### Exercise objective
Write out the records in full, exactly as given, but without the images.
=-=-=
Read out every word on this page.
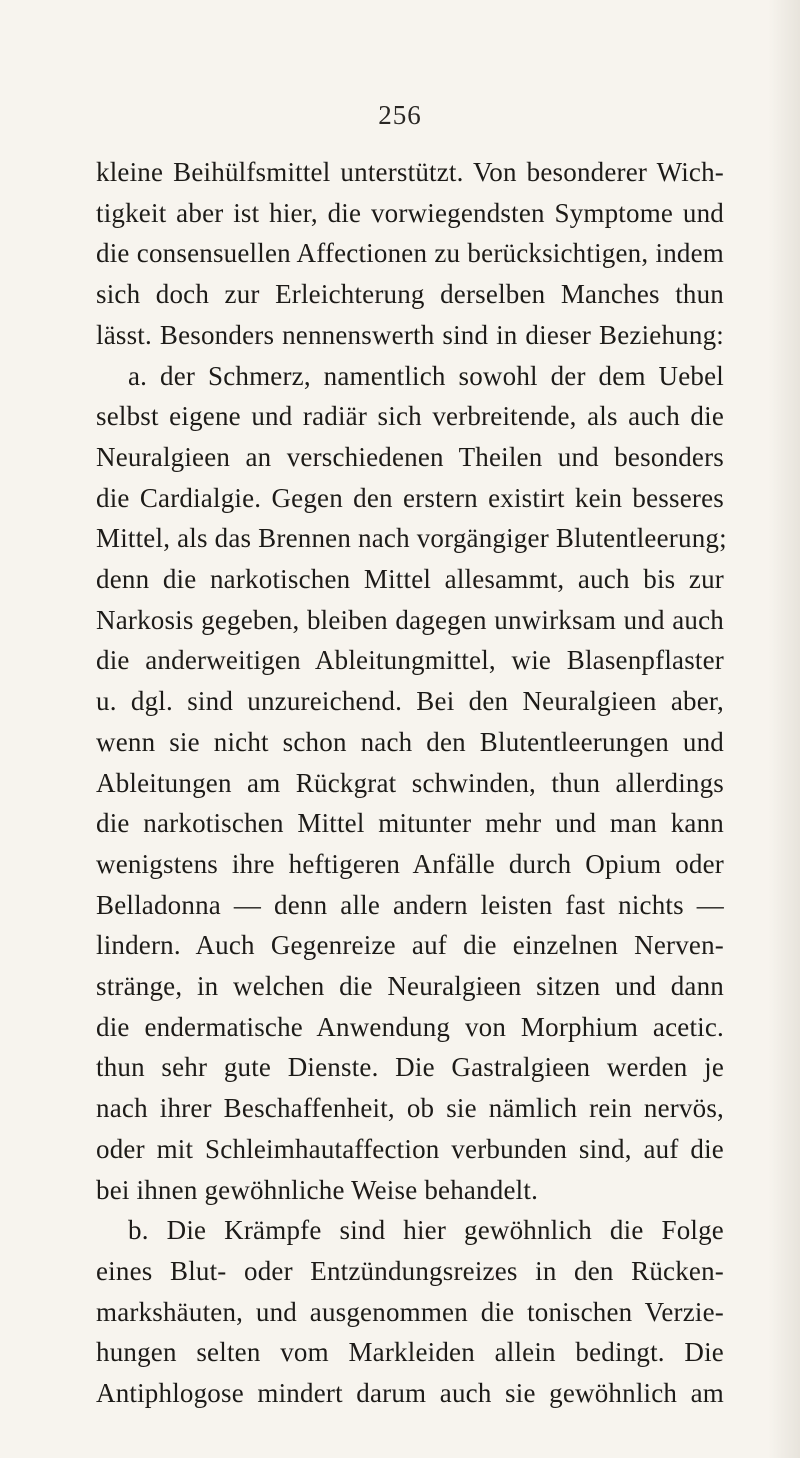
256
kleine Beihülfsmittel unterstützt. Von besonderer Wich-
tigkeit aber ist hier, die vorwiegendsten Symptome und
die consensuellen Affectionen zu berücksichtigen, indem
sich doch zur Erleichterung derselben Manches thun
lässt. Besonders nennenswerth sind in dieser Beziehung:
a. der Schmerz, namentlich sowohl der dem Uebel
selbst eigene und radiär sich verbreitende, als auch die
Neuralgieen an verschiedenen Theilen und besonders
die Cardialgie. Gegen den erstern existirt kein besseres
Mittel, als das Brennen nach vorgängiger Blutentleerung;
denn die narkotischen Mittel allesammt, auch bis zur
Narkosis gegeben, bleiben dagegen unwirksam und auch
die anderweitigen Ableitungmittel, wie Blasenpflaster
u. dgl. sind unzureichend. Bei den Neuralgieen aber,
wenn sie nicht schon nach den Blutentleerungen und
Ableitungen am Rückgrat schwinden, thun allerdings
die narkotischen Mittel mitunter mehr und man kann
wenigstens ihre heftigeren Anfälle durch Opium oder
Belladonna — denn alle andern leisten fast nichts —
lindern. Auch Gegenreize auf die einzelnen Nerven-
stränge, in welchen die Neuralgieen sitzen und dann
die endermatische Anwendung von Morphium acetic.
thun sehr gute Dienste. Die Gastralgieen werden je
nach ihrer Beschaffenheit, ob sie nämlich rein nervös,
oder mit Schleimhautaffection verbunden sind, auf die
bei ihnen gewöhnliche Weise behandelt.
b. Die Krämpfe sind hier gewöhnlich die Folge
eines Blut- oder Entzündungsreizes in den Rücken-
markshäuten, und ausgenommen die tonischen Verzie-
hungen selten vom Markleiden allein bedingt. Die
Antiphlogose mindert darum auch sie gewöhnlich am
=-=-=
### Output for this task
Read out every word on this page.
256
kleine Beihülfsmittel unterstützt. Von besonderer Wich-
tigkeit aber ist hier, die vorwiegendsten Symptome und
die consensuellen Affectionen zu berücksichtigen, indem
sich doch zur Erleichterung derselben Manches thun
lässt. Besonders nennenswerth sind in dieser Beziehung:
a. der Schmerz, namentlich sowohl der dem Uebel
selbst eigene und radiär sich verbreitende, als auch die
Neuralgieen an verschiedenen Theilen und besonders
die Cardialgie. Gegen den erstern existirt kein besseres
Mittel, als das Brennen nach vorgängiger Blutentleerung;
denn die narkotischen Mittel allesammt, auch bis zur
Narkosis gegeben, bleiben dagegen unwirksam und auch
die anderweitigen Ableitungmittel, wie Blasenpflaster
u. dgl. sind unzureichend. Bei den Neuralgieen aber,
wenn sie nicht schon nach den Blutentleerungen und
Ableitungen am Rückgrat schwinden, thun allerdings
die narkotischen Mittel mitunter mehr und man kann
wenigstens ihre heftigeren Anfälle durch Opium oder
Belladonna — denn alle andern leisten fast nichts —
lindern. Auch Gegenreize auf die einzelnen Nerven-
stränge, in welchen die Neuralgieen sitzen und dann
die endermatische Anwendung von Morphium acetic.
thun sehr gute Dienste. Die Gastralgieen werden je
nach ihrer Beschaffenheit, ob sie nämlich rein nervös,
oder mit Schleimhautaffection verbunden sind, auf die
bei ihnen gewöhnliche Weise behandelt.
b. Die Krämpfe sind hier gewöhnlich die Folge
eines Blut- oder Entzündungsreizes in den Rücken-
markshäuten, und ausgenommen die tonischen Verzie-
hungen selten vom Markleiden allein bedingt. Die
Antiphlogose mindert darum auch sie gewöhnlich am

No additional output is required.